Job:
An exact copy of every record is needed.

Dataset records:
* * *
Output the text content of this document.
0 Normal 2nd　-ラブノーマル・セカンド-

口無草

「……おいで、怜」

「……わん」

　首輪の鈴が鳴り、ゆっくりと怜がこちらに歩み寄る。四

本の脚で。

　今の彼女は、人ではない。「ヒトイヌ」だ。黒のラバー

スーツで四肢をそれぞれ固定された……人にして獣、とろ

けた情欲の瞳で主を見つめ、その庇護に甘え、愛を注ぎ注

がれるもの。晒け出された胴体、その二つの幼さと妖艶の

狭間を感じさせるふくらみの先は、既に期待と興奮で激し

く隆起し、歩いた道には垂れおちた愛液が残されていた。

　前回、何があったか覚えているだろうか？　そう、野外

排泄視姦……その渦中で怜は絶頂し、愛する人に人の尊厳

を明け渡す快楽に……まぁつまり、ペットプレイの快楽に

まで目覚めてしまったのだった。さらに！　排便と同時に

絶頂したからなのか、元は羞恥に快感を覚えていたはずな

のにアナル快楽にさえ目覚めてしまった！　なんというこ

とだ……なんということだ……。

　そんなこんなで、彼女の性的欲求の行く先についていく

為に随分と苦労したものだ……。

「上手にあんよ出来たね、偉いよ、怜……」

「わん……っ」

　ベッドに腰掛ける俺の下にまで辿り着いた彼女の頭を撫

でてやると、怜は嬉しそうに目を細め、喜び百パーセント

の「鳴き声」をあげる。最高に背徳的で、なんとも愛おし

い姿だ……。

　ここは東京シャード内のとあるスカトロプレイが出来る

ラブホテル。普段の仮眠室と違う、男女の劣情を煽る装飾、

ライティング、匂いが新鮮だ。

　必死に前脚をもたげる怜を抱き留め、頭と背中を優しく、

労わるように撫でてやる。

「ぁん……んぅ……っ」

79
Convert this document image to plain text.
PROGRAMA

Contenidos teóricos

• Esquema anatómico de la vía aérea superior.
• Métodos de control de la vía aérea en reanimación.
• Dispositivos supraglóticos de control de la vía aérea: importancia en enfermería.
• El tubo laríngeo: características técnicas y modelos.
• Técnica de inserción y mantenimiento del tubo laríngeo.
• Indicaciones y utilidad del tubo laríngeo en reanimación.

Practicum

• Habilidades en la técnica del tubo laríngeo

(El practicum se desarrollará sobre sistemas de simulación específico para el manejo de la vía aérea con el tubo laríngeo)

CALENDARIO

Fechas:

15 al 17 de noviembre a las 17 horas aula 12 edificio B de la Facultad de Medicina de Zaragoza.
* * *
Solution to the problem:
Output the text content of this document.
0 Normal 2nd　-ラブノーマル・セカンド-

口無草

「……おいで、怜」

「……わん」

　首輪の鈴が鳴り、ゆっくりと怜がこちらに歩み寄る。四

本の脚で。

　今の彼女は、人ではない。「ヒトイヌ」だ。黒のラバー

スーツで四肢をそれぞれ固定された……人にして獣、とろ

けた情欲の瞳で主を見つめ、その庇護に甘え、愛を注ぎ注

がれるもの。晒け出された胴体、その二つの幼さと妖艶の

狭間を感じさせるふくらみの先は、既に期待と興奮で激し

く隆起し、歩いた道には垂れおちた愛液が残されていた。

　前回、何があったか覚えているだろうか？　そう、野外

排泄視姦……その渦中で怜は絶頂し、愛する人に人の尊厳

を明け渡す快楽に……まぁつまり、ペットプレイの快楽に

まで目覚めてしまったのだった。さらに！　排便と同時に

絶頂したからなのか、元は羞恥に快感を覚えていたはずな

のにアナル快楽にさえ目覚めてしまった！　なんというこ

とだ……なんということだ……。

　そんなこんなで、彼女の性的欲求の行く先についていく

為に随分と苦労したものだ……。

「上手にあんよ出来たね、偉いよ、怜……」

「わん……っ」

　ベッドに腰掛ける俺の下にまで辿り着いた彼女の頭を撫

でてやると、怜は嬉しそうに目を細め、喜び百パーセント

の「鳴き声」をあげる。最高に背徳的で、なんとも愛おし

い姿だ……。

　ここは東京シャード内のとあるスカトロプレイが出来る

ラブホテル。普段の仮眠室と違う、男女の劣情を煽る装飾、

ライティング、匂いが新鮮だ。

　必死に前脚をもたげる怜を抱き留め、頭と背中を優しく、

労わるように撫でてやる。

「ぁん……んぅ……っ」

79
Convert this document image to plain text.
PROGRAMA

Contenidos teóricos

• Esquema anatómico de la vía aérea superior.
• Métodos de control de la vía aérea en reanimación.
• Dispositivos supraglóticos de control de la vía aérea: importancia en enfermería.
• El tubo laríngeo: características técnicas y modelos.
• Técnica de inserción y mantenimiento del tubo laríngeo.
• Indicaciones y utilidad del tubo laríngeo en reanimación.

Practicum

• Habilidades en la técnica del tubo laríngeo

(El practicum se desarrollará sobre sistemas de simulación específico para el manejo de la vía aérea con el tubo laríngeo)

CALENDARIO

Fechas:

15 al 17 de noviembre a las 17 horas aula 12 edificio B de la Facultad de Medicina de Zaragoza.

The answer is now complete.